[start]

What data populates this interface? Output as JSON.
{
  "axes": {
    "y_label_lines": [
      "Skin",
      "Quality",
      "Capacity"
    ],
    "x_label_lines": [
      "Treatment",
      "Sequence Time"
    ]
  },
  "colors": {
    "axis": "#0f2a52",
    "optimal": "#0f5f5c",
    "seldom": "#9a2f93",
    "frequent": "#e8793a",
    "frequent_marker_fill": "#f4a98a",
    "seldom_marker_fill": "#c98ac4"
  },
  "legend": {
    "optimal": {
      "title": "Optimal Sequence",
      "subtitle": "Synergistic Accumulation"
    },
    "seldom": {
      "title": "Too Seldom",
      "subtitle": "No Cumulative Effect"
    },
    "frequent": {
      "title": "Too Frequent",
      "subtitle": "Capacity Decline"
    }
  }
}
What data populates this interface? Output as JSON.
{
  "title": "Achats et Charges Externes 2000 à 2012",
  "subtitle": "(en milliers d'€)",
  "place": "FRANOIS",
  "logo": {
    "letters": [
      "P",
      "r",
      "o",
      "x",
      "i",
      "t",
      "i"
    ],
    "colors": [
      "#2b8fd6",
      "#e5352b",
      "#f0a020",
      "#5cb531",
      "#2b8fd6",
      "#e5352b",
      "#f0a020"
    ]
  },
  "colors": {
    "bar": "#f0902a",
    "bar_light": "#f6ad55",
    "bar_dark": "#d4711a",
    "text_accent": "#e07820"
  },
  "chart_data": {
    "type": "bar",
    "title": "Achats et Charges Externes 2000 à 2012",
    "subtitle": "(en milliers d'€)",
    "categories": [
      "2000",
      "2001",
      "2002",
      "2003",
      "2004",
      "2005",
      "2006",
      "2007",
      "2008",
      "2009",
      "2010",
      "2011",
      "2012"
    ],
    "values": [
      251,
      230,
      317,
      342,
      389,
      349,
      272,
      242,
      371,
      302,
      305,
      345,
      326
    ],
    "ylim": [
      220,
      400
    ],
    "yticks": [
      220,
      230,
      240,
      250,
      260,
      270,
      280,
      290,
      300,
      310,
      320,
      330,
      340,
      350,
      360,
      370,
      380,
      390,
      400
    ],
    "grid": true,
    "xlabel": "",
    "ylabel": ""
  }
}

[end]

**INSTRUCTIONS FOR THE TASK**. Output all preceding records character for character.

**ANSWER TO THIS TASK**.
What data populates this interface? Output as JSON.
{
  "axes": {
    "y_label_lines": [
      "Skin",
      "Quality",
      "Capacity"
    ],
    "x_label_lines": [
      "Treatment",
      "Sequence Time"
    ]
  },
  "colors": {
    "axis": "#0f2a52",
    "optimal": "#0f5f5c",
    "seldom": "#9a2f93",
    "frequent": "#e8793a",
    "frequent_marker_fill": "#f4a98a",
    "seldom_marker_fill": "#c98ac4"
  },
  "legend": {
    "optimal": {
      "title": "Optimal Sequence",
      "subtitle": "Synergistic Accumulation"
    },
    "seldom": {
      "title": "Too Seldom",
      "subtitle": "No Cumulative Effect"
    },
    "frequent": {
      "title": "Too Frequent",
      "subtitle": "Capacity Decline"
    }
  }
}
What data populates this interface? Output as JSON.
{
  "title": "Achats et Charges Externes 2000 à 2012",
  "subtitle": "(en milliers d'€)",
  "place": "FRANOIS",
  "logo": {
    "letters": [
      "P",
      "r",
      "o",
      "x",
      "i",
      "t",
      "i"
    ],
    "colors": [
      "#2b8fd6",
      "#e5352b",
      "#f0a020",
      "#5cb531",
      "#2b8fd6",
      "#e5352b",
      "#f0a020"
    ]
  },
  "colors": {
    "bar": "#f0902a",
    "bar_light": "#f6ad55",
    "bar_dark": "#d4711a",
    "text_accent": "#e07820"
  },
  "chart_data": {
    "type": "bar",
    "title": "Achats et Charges Externes 2000 à 2012",
    "subtitle": "(en milliers d'€)",
    "categories": [
      "2000",
      "2001",
      "2002",
      "2003",
      "2004",
      "2005",
      "2006",
      "2007",
      "2008",
      "2009",
      "2010",
      "2011",
      "2012"
    ],
    "values": [
      251,
      230,
      317,
      342,
      389,
      349,
      272,
      242,
      371,
      302,
      305,
      345,
      326
    ],
    "ylim": [
      220,
      400
    ],
    "yticks": [
      220,
      230,
      240,
      250,
      260,
      270,
      280,
      290,
      300,
      310,
      320,
      330,
      340,
      350,
      360,
      370,
      380,
      390,
      400
    ],
    "grid": true,
    "xlabel": "",
    "ylabel": ""
  }
}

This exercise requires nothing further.